[Structured figure records]

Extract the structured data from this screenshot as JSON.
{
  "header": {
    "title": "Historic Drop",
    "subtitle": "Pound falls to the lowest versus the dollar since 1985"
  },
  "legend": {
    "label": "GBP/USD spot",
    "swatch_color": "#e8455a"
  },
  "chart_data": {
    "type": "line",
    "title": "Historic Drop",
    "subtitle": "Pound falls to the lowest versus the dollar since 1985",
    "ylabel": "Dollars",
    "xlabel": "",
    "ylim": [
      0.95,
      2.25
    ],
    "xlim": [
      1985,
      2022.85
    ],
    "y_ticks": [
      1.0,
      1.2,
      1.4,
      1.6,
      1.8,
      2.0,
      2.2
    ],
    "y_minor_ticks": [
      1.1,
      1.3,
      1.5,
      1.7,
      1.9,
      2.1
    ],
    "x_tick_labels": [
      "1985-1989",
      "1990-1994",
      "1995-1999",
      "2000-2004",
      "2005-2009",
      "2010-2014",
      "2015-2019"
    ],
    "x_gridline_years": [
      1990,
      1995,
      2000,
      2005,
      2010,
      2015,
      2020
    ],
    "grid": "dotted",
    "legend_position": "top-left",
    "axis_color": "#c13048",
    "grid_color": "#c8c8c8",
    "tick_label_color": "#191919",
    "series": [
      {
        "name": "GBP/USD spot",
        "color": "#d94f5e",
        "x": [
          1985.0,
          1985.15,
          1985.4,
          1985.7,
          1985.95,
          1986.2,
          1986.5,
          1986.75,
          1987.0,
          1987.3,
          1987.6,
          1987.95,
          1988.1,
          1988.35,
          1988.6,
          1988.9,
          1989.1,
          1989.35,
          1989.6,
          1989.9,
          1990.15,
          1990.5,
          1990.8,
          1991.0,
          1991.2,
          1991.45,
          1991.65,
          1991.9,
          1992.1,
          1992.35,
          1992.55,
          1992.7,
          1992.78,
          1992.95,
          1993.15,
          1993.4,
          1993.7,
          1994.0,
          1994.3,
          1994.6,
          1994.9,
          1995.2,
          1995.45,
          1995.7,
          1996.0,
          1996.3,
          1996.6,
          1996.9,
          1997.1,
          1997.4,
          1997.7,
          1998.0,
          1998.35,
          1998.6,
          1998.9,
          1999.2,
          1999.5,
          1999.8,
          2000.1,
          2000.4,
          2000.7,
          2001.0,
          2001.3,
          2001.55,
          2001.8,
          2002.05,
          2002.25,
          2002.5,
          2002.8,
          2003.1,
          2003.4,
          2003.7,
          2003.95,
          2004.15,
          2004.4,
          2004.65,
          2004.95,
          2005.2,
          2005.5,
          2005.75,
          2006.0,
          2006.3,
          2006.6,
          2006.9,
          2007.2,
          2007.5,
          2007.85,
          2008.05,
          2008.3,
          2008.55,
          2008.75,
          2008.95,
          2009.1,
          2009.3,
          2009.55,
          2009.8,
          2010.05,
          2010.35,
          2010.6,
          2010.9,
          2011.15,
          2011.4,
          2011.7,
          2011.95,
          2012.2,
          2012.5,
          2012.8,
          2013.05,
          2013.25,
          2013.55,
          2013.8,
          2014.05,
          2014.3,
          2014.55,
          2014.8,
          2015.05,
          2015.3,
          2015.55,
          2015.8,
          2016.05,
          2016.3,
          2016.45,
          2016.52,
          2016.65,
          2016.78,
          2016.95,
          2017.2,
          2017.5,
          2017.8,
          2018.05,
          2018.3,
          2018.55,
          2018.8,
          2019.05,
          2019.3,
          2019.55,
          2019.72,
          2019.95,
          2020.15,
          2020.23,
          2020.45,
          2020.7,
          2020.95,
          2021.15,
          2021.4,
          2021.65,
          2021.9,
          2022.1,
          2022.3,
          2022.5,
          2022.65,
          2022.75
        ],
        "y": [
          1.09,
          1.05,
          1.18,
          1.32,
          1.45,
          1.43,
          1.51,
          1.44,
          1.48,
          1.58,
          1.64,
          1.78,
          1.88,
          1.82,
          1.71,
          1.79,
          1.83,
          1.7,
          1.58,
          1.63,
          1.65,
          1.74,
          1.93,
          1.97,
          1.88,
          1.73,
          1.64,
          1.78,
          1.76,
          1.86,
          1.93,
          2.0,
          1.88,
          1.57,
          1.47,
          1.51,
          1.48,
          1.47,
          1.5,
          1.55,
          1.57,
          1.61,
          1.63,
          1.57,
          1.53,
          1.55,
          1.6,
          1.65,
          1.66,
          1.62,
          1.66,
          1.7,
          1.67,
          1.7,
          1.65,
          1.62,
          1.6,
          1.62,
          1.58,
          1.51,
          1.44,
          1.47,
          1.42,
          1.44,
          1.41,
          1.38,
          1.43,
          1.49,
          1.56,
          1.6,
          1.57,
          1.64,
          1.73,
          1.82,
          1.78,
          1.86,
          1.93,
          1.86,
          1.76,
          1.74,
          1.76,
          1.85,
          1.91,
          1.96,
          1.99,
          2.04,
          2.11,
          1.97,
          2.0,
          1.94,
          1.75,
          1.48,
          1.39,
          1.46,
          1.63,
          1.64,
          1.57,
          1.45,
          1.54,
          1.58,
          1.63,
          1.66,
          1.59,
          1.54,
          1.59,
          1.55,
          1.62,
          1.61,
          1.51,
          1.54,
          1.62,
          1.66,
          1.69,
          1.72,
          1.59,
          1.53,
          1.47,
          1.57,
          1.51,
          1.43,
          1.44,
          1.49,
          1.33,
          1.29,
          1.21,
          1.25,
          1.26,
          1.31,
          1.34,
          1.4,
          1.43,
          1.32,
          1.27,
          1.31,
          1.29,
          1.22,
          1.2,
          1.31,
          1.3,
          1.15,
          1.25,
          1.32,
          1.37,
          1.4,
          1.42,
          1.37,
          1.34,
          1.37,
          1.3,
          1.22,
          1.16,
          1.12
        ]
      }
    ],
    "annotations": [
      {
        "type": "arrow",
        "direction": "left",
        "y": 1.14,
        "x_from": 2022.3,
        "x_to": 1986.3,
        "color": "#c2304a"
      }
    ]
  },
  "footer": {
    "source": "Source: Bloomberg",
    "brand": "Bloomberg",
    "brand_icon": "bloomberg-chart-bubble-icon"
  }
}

• **What is asked**:
Take the records above and return them exactly as written.

• **Response to the exercise**:
Extract the structured data from this screenshot as JSON.
{
  "header": {
    "title": "Historic Drop",
    "subtitle": "Pound falls to the lowest versus the dollar since 1985"
  },
  "legend": {
    "label": "GBP/USD spot",
    "swatch_color": "#e8455a"
  },
  "chart_data": {
    "type": "line",
    "title": "Historic Drop",
    "subtitle": "Pound falls to the lowest versus the dollar since 1985",
    "ylabel": "Dollars",
    "xlabel": "",
    "ylim": [
      0.95,
      2.25
    ],
    "xlim": [
      1985,
      2022.85
    ],
    "y_ticks": [
      1.0,
      1.2,
      1.4,
      1.6,
      1.8,
      2.0,
      2.2
    ],
    "y_minor_ticks": [
      1.1,
      1.3,
      1.5,
      1.7,
      1.9,
      2.1
    ],
    "x_tick_labels": [
      "1985-1989",
      "1990-1994",
      "1995-1999",
      "2000-2004",
      "2005-2009",
      "2010-2014",
      "2015-2019"
    ],
    "x_gridline_years": [
      1990,
      1995,
      2000,
      2005,
      2010,
      2015,
      2020
    ],
    "grid": "dotted",
    "legend_position": "top-left",
    "axis_color": "#c13048",
    "grid_color": "#c8c8c8",
    "tick_label_color": "#191919",
    "series": [
      {
        "name": "GBP/USD spot",
        "color": "#d94f5e",
        "x": [
          1985.0,
          1985.15,
          1985.4,
          1985.7,
          1985.95,
          1986.2,
          1986.5,
          1986.75,
          1987.0,
          1987.3,
          1987.6,
          1987.95,
          1988.1,
          1988.35,
          1988.6,
          1988.9,
          1989.1,
          1989.35,
          1989.6,
          1989.9,
          1990.15,
          1990.5,
          1990.8,
          1991.0,
          1991.2,
          1991.45,
          1991.65,
          1991.9,
          1992.1,
          1992.35,
          1992.55,
          1992.7,
          1992.78,
          1992.95,
          1993.15,
          1993.4,
          1993.7,
          1994.0,
          1994.3,
          1994.6,
          1994.9,
          1995.2,
          1995.45,
          1995.7,
          1996.0,
          1996.3,
          1996.6,
          1996.9,
          1997.1,
          1997.4,
          1997.7,
          1998.0,
          1998.35,
          1998.6,
          1998.9,
          1999.2,
          1999.5,
          1999.8,
          2000.1,
          2000.4,
          2000.7,
          2001.0,
          2001.3,
          2001.55,
          2001.8,
          2002.05,
          2002.25,
          2002.5,
          2002.8,
          2003.1,
          2003.4,
          2003.7,
          2003.95,
          2004.15,
          2004.4,
          2004.65,
          2004.95,
          2005.2,
          2005.5,
          2005.75,
          2006.0,
          2006.3,
          2006.6,
          2006.9,
          2007.2,
          2007.5,
          2007.85,
          2008.05,
          2008.3,
          2008.55,
          2008.75,
          2008.95,
          2009.1,
          2009.3,
          2009.55,
          2009.8,
          2010.05,
          2010.35,
          2010.6,
          2010.9,
          2011.15,
          2011.4,
          2011.7,
          2011.95,
          2012.2,
          2012.5,
          2012.8,
          2013.05,
          2013.25,
          2013.55,
          2013.8,
          2014.05,
          2014.3,
          2014.55,
          2014.8,
          2015.05,
          2015.3,
          2015.55,
          2015.8,
          2016.05,
          2016.3,
          2016.45,
          2016.52,
          2016.65,
          2016.78,
          2016.95,
          2017.2,
          2017.5,
          2017.8,
          2018.05,
          2018.3,
          2018.55,
          2018.8,
          2019.05,
          2019.3,
          2019.55,
          2019.72,
          2019.95,
          2020.15,
          2020.23,
          2020.45,
          2020.7,
          2020.95,
          2021.15,
          2021.4,
          2021.65,
          2021.9,
          2022.1,
          2022.3,
          2022.5,
          2022.65,
          2022.75
        ],
        "y": [
          1.09,
          1.05,
          1.18,
          1.32,
          1.45,
          1.43,
          1.51,
          1.44,
          1.48,
          1.58,
          1.64,
          1.78,
          1.88,
          1.82,
          1.71,
          1.79,
          1.83,
          1.7,
          1.58,
          1.63,
          1.65,
          1.74,
          1.93,
          1.97,
          1.88,
          1.73,
          1.64,
          1.78,
          1.76,
          1.86,
          1.93,
          2.0,
          1.88,
          1.57,
          1.47,
          1.51,
          1.48,
          1.47,
          1.5,
          1.55,
          1.57,
          1.61,
          1.63,
          1.57,
          1.53,
          1.55,
          1.6,
          1.65,
          1.66,
          1.62,
          1.66,
          1.7,
          1.67,
          1.7,
          1.65,
          1.62,
          1.6,
          1.62,
          1.58,
          1.51,
          1.44,
          1.47,
          1.42,
          1.44,
          1.41,
          1.38,
          1.43,
          1.49,
          1.56,
          1.6,
          1.57,
          1.64,
          1.73,
          1.82,
          1.78,
          1.86,
          1.93,
          1.86,
          1.76,
          1.74,
          1.76,
          1.85,
          1.91,
          1.96,
          1.99,
          2.04,
          2.11,
          1.97,
          2.0,
          1.94,
          1.75,
          1.48,
          1.39,
          1.46,
          1.63,
          1.64,
          1.57,
          1.45,
          1.54,
          1.58,
          1.63,
          1.66,
          1.59,
          1.54,
          1.59,
          1.55,
          1.62,
          1.61,
          1.51,
          1.54,
          1.62,
          1.66,
          1.69,
          1.72,
          1.59,
          1.53,
          1.47,
          1.57,
          1.51,
          1.43,
          1.44,
          1.49,
          1.33,
          1.29,
          1.21,
          1.25,
          1.26,
          1.31,
          1.34,
          1.4,
          1.43,
          1.32,
          1.27,
          1.31,
          1.29,
          1.22,
          1.2,
          1.31,
          1.3,
          1.15,
          1.25,
          1.32,
          1.37,
          1.4,
          1.42,
          1.37,
          1.34,
          1.37,
          1.3,
          1.22,
          1.16,
          1.12
        ]
      }
    ],
    "annotations": [
      {
        "type": "arrow",
        "direction": "left",
        "y": 1.14,
        "x_from": 2022.3,
        "x_to": 1986.3,
        "color": "#c2304a"
      }
    ]
  },
  "footer": {
    "source": "Source: Bloomberg",
    "brand": "Bloomberg",
    "brand_icon": "bloomberg-chart-bubble-icon"
  }
}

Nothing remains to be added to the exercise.